* BEGIN STORED DATA *

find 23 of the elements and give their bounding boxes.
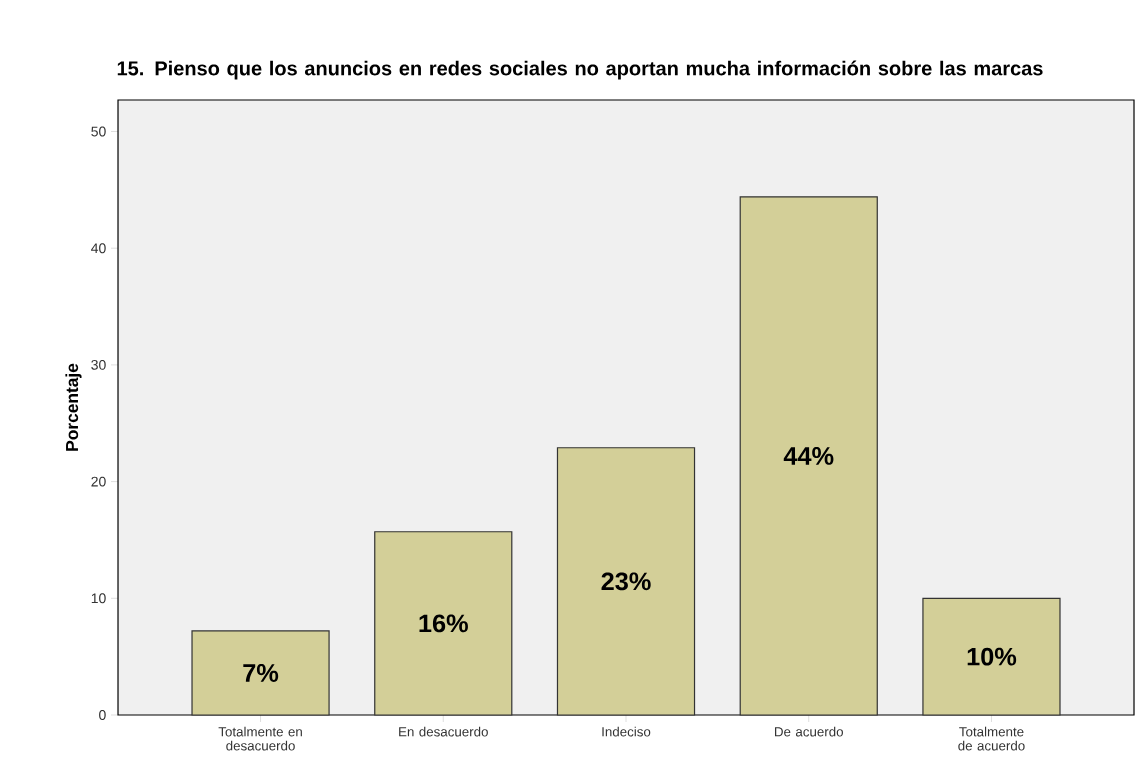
y-tick-label: 40 <box>91 243 106 254</box>
bar <box>556 447 696 716</box>
y-tick-label: 50 <box>91 126 106 137</box>
y-tick-label: 30 <box>91 359 106 370</box>
bar <box>739 196 878 716</box>
data-label: 10% <box>967 647 1017 666</box>
y-axis-title: Porcentaje <box>65 363 82 451</box>
bar <box>922 597 1061 716</box>
x-tick-label: Totalmente de acuerdo <box>958 726 1025 751</box>
data-label: 44% <box>783 447 834 465</box>
y-tick-label: 20 <box>91 476 106 487</box>
y-tick-label: 0 <box>99 710 106 720</box>
bar <box>191 630 330 716</box>
y-tick-label: 10 <box>91 593 106 604</box>
x-tick-label: En desacuerdo <box>399 726 488 737</box>
data-label: 23% <box>601 572 651 591</box>
chart-title: 15. Pienso que los anuncios en redes sociales no aportan mucha información sobre las marcas <box>117 60 1043 80</box>
x-tick-label: Indeciso <box>602 726 651 737</box>
x-tick-label: Totalmente en desacuerdo <box>218 726 302 751</box>
data-label: 16% <box>419 614 468 633</box>
bar <box>374 531 513 716</box>
x-tick-label: De acuerdo <box>774 726 843 737</box>
data-label: 7% <box>243 664 279 682</box>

* END STORED DATA *

§ CHALLENGE: Please give the records above again with "bounding boxes" changed to "box coordinates" and everything else unchanged, leaving out the pictures.

§ FULL ANSWER:
find 23 of the elements and give their box coordinates.
y-tick-label: 40 <box>91 243 106 254</box>
bar <box>556 447 696 716</box>
y-tick-label: 50 <box>91 126 106 137</box>
y-tick-label: 30 <box>91 359 106 370</box>
bar <box>739 196 878 716</box>
data-label: 10% <box>967 647 1017 666</box>
y-axis-title: Porcentaje <box>65 363 82 451</box>
bar <box>922 597 1061 716</box>
x-tick-label: Totalmente de acuerdo <box>958 726 1025 751</box>
data-label: 44% <box>783 447 834 465</box>
y-tick-label: 20 <box>91 476 106 487</box>
y-tick-label: 0 <box>99 710 106 720</box>
bar <box>191 630 330 716</box>
y-tick-label: 10 <box>91 593 106 604</box>
x-tick-label: En desacuerdo <box>399 726 488 737</box>
data-label: 23% <box>601 572 651 591</box>
chart-title: 15. Pienso que los anuncios en redes sociales no aportan mucha información sobre las marcas <box>117 60 1043 80</box>
x-tick-label: Indeciso <box>602 726 651 737</box>
x-tick-label: Totalmente en desacuerdo <box>218 726 302 751</box>
data-label: 16% <box>419 614 468 633</box>
bar <box>374 531 513 716</box>
x-tick-label: De acuerdo <box>774 726 843 737</box>
data-label: 7% <box>243 664 279 682</box>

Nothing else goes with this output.